#### What is asked:
Some lines in the records below may hold the word "Aprobatach"; give the number of those lines and nothing else.

#### Data provided:
** begin **

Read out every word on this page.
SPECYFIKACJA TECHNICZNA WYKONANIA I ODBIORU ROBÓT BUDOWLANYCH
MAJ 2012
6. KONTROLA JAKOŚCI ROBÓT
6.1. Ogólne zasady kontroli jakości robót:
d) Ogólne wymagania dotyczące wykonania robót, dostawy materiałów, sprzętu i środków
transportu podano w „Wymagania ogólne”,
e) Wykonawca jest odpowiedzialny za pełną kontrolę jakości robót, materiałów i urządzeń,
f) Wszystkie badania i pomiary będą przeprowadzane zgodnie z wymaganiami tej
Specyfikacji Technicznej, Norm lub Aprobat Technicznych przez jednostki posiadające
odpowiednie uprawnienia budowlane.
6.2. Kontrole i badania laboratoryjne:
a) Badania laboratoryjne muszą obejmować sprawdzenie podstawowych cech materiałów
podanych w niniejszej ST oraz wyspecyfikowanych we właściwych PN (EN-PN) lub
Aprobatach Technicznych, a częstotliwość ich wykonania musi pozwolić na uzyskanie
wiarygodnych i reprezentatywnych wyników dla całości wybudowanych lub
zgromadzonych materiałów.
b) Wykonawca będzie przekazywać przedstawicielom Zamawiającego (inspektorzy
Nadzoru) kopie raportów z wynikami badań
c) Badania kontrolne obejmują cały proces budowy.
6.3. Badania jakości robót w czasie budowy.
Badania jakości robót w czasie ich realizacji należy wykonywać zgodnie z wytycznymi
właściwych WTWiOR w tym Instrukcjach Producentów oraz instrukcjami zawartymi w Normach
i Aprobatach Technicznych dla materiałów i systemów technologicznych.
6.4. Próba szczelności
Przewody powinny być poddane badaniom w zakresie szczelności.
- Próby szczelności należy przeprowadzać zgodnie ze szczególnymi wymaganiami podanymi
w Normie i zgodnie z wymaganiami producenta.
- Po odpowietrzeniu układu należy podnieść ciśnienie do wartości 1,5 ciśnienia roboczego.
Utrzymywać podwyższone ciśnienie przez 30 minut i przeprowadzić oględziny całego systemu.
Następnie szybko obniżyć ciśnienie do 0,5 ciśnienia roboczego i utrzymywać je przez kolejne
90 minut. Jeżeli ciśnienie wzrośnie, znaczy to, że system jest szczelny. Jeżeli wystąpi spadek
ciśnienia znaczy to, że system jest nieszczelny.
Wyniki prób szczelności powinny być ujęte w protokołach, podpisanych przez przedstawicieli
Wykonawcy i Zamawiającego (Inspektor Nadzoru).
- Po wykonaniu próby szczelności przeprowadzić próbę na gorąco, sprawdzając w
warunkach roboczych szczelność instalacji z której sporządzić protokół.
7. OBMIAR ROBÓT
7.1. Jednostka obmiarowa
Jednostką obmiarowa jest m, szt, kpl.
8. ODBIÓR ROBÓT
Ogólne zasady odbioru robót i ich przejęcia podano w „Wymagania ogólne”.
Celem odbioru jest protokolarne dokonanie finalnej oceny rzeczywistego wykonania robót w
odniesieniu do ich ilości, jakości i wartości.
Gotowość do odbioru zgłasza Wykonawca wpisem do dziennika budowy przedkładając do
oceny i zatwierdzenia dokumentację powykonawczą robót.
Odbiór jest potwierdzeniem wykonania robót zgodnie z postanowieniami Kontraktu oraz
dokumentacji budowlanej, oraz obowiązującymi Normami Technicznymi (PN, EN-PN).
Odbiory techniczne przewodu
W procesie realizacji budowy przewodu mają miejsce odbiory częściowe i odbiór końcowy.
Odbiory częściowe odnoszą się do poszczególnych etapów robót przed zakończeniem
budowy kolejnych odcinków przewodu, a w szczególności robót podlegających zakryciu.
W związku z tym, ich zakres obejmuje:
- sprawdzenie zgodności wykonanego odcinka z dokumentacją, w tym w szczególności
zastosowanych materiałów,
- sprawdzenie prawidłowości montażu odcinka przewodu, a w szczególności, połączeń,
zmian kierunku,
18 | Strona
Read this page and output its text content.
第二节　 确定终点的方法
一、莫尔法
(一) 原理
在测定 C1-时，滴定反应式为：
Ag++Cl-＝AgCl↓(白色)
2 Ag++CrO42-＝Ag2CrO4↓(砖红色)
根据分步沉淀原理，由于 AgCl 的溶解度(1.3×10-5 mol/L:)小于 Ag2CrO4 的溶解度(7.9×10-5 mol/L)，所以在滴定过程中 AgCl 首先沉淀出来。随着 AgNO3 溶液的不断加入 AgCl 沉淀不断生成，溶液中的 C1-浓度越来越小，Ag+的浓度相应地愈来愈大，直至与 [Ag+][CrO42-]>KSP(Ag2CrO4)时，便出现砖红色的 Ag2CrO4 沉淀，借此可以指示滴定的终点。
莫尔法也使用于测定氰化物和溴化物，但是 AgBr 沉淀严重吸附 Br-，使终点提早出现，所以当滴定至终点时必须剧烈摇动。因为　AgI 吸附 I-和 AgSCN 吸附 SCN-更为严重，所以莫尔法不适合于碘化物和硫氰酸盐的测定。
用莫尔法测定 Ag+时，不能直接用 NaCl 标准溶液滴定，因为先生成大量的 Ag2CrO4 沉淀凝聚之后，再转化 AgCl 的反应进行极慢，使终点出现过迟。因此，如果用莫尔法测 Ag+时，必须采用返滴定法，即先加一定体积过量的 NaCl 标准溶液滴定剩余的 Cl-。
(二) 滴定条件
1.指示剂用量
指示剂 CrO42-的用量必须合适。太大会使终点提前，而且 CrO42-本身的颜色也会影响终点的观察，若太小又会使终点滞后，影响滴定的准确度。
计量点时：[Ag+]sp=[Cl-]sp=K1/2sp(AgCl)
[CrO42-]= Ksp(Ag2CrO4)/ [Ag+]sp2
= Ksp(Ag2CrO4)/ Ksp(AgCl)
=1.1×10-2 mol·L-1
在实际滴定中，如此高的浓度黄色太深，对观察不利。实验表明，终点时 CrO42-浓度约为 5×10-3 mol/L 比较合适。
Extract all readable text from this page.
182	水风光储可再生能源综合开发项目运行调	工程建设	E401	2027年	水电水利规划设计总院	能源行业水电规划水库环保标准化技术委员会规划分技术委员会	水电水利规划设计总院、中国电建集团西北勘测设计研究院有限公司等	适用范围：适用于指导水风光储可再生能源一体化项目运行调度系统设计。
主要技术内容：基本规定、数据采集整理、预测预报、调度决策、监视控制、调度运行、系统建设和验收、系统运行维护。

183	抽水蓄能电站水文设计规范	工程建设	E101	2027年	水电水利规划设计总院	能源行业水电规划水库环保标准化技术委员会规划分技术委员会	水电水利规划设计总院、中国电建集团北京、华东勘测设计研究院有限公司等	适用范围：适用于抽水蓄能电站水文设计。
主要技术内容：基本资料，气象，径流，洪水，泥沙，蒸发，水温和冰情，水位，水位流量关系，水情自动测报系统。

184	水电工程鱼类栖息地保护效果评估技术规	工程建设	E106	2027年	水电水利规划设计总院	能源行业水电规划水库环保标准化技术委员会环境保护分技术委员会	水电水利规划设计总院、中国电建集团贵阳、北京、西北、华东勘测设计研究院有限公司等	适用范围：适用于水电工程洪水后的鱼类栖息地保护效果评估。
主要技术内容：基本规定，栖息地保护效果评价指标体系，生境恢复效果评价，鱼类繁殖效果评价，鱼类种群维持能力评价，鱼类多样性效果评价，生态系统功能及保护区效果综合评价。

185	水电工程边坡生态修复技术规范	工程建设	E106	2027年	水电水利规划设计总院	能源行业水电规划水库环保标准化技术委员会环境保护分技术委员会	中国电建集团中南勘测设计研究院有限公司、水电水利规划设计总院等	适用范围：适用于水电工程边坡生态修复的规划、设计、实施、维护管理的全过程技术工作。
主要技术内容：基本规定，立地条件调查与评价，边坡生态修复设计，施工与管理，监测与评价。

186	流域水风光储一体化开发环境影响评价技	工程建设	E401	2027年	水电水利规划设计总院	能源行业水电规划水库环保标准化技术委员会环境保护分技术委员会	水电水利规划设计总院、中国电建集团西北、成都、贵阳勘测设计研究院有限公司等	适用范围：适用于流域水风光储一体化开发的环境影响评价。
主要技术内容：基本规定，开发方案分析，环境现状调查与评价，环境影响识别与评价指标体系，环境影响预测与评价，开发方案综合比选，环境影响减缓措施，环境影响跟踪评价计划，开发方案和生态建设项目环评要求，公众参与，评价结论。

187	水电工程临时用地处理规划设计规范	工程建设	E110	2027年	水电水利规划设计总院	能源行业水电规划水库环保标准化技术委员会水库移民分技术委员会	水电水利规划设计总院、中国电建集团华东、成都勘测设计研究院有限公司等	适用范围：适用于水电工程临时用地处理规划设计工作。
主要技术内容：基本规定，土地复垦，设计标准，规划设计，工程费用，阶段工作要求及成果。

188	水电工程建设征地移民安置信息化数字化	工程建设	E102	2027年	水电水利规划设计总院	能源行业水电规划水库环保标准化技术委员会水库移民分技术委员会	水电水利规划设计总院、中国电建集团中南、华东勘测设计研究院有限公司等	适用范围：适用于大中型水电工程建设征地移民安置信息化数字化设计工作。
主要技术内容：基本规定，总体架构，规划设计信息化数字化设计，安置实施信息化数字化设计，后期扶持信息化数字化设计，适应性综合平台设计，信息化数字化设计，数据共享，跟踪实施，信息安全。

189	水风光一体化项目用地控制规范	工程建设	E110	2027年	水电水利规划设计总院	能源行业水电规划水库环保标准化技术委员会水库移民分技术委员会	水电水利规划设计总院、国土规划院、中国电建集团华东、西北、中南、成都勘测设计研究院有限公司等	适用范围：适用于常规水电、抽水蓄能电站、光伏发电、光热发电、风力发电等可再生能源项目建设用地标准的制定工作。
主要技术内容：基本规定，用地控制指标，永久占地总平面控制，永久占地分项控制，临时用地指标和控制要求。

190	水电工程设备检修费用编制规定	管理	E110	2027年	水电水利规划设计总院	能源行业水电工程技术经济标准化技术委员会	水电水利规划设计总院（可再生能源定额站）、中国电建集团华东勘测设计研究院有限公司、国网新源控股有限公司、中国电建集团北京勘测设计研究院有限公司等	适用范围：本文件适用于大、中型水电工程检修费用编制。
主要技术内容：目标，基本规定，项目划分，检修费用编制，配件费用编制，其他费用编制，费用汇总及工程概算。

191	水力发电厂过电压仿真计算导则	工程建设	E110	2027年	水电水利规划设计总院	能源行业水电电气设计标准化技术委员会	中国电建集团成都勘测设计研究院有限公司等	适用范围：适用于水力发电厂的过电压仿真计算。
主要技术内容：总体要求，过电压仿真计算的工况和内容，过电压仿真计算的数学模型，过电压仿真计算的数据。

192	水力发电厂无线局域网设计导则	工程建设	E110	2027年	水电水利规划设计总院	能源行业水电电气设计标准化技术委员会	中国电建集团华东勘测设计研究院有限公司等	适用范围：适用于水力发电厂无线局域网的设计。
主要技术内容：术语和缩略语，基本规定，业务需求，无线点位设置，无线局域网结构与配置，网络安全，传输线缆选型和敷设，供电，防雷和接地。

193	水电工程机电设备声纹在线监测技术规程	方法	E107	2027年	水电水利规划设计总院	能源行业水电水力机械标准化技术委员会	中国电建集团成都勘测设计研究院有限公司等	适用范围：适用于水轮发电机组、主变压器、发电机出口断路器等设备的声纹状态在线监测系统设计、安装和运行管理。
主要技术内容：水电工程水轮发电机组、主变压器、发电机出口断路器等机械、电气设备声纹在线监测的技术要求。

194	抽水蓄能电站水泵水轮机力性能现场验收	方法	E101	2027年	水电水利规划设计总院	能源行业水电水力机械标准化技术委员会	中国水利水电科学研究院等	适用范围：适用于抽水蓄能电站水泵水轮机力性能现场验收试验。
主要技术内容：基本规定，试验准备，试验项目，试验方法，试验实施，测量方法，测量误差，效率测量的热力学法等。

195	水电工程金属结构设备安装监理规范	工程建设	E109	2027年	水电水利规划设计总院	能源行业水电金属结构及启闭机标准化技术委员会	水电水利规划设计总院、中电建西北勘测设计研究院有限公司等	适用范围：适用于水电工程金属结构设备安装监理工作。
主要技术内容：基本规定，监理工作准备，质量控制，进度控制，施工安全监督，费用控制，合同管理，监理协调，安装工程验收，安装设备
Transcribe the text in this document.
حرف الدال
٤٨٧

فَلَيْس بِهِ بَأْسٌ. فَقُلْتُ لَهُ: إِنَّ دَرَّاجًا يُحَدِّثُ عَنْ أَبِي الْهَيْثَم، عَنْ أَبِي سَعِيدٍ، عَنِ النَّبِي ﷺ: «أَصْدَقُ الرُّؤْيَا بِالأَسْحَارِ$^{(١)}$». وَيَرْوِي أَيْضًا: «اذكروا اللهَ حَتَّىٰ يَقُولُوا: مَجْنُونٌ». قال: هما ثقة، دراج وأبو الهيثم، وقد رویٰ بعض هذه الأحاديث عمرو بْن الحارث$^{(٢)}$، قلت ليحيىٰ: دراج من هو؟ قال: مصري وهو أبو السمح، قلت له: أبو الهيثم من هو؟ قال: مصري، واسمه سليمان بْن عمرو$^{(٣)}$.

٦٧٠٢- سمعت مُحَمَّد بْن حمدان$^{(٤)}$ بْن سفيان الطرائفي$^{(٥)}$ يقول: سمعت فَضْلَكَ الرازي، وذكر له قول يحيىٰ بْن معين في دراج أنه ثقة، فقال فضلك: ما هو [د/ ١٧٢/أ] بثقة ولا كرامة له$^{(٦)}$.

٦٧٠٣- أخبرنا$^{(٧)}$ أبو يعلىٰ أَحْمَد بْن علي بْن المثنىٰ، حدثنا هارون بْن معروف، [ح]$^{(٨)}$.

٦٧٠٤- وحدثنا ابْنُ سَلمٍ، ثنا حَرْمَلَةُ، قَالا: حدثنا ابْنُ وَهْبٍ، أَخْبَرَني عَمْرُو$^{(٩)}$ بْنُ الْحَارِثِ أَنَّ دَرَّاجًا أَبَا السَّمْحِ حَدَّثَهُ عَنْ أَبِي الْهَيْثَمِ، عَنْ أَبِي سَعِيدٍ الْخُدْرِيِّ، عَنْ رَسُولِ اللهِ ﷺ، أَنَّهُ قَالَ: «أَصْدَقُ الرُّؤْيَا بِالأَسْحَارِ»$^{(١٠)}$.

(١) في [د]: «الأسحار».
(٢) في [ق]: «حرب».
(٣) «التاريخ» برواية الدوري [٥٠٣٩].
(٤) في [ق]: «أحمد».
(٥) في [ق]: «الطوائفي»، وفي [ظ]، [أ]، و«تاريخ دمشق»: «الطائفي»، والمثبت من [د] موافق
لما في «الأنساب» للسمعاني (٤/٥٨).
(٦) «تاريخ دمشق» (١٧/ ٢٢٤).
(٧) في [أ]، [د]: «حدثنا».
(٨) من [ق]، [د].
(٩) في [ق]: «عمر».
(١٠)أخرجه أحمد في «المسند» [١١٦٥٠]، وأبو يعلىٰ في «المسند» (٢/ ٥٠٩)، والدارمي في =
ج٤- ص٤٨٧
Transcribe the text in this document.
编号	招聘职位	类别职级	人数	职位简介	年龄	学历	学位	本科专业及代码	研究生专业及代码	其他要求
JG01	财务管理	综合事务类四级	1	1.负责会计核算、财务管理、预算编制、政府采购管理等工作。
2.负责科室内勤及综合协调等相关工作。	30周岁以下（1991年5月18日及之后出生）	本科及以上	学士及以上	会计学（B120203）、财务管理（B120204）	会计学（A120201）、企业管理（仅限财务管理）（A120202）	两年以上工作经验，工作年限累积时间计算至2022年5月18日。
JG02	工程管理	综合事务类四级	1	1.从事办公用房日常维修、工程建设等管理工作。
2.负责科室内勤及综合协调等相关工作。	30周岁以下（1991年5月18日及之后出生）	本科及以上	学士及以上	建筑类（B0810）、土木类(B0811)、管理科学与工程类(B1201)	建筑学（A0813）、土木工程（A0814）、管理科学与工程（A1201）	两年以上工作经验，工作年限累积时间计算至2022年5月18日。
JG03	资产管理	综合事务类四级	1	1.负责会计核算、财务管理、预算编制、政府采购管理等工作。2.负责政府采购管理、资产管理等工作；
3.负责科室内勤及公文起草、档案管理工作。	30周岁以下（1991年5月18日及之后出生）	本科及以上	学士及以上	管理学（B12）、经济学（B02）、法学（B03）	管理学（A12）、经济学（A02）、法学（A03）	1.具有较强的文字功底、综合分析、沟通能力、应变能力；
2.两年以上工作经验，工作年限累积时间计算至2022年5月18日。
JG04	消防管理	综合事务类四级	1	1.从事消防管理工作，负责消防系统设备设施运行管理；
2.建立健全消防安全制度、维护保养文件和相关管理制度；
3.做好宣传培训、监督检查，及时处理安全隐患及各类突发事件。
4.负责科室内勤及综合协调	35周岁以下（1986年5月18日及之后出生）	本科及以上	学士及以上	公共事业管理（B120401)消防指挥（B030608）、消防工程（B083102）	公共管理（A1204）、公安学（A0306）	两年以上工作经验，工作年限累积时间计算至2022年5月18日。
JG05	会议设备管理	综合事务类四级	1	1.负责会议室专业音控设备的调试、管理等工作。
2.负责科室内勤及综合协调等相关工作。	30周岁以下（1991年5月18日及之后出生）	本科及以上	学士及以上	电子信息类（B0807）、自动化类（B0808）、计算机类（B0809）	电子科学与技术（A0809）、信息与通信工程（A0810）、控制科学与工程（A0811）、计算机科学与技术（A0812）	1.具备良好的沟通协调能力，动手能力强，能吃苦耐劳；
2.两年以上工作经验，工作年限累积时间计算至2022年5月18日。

** end **

#### Reply to the task:
2